STATED GOAL -> Return the complete listing that follows, with each line reproduced exactly.
--- start of RECORDS SUPPLIED ---
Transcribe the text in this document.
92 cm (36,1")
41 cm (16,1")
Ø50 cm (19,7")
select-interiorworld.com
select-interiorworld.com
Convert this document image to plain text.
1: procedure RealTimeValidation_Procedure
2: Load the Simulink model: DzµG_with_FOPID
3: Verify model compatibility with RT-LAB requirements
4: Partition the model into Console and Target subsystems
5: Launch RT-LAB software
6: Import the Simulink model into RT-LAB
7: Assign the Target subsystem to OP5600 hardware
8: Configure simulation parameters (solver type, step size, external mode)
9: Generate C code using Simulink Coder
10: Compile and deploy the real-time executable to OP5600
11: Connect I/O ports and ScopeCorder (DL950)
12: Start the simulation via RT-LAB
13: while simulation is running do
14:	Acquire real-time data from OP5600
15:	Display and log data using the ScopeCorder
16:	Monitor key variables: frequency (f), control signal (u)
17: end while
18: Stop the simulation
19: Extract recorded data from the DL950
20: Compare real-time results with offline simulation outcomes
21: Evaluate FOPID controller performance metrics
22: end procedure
--- end of RECORDS SUPPLIED ---
ANSWER BELOW ->
Transcribe the text in this document.
92 cm (36,1")
41 cm (16,1")
Ø50 cm (19,7")
select-interiorworld.com
select-interiorworld.com
Convert this document image to plain text.
1: procedure RealTimeValidation_Procedure
2: Load the Simulink model: DzµG_with_FOPID
3: Verify model compatibility with RT-LAB requirements
4: Partition the model into Console and Target subsystems
5: Launch RT-LAB software
6: Import the Simulink model into RT-LAB
7: Assign the Target subsystem to OP5600 hardware
8: Configure simulation parameters (solver type, step size, external mode)
9: Generate C code using Simulink Coder
10: Compile and deploy the real-time executable to OP5600
11: Connect I/O ports and ScopeCorder (DL950)
12: Start the simulation via RT-LAB
13: while simulation is running do
14:	Acquire real-time data from OP5600
15:	Display and log data using the ScopeCorder
16:	Monitor key variables: frequency (f), control signal (u)
17: end while
18: Stop the simulation
19: Extract recorded data from the DL950
20: Compare real-time results with offline simulation outcomes
21: Evaluate FOPID controller performance metrics
22: end procedure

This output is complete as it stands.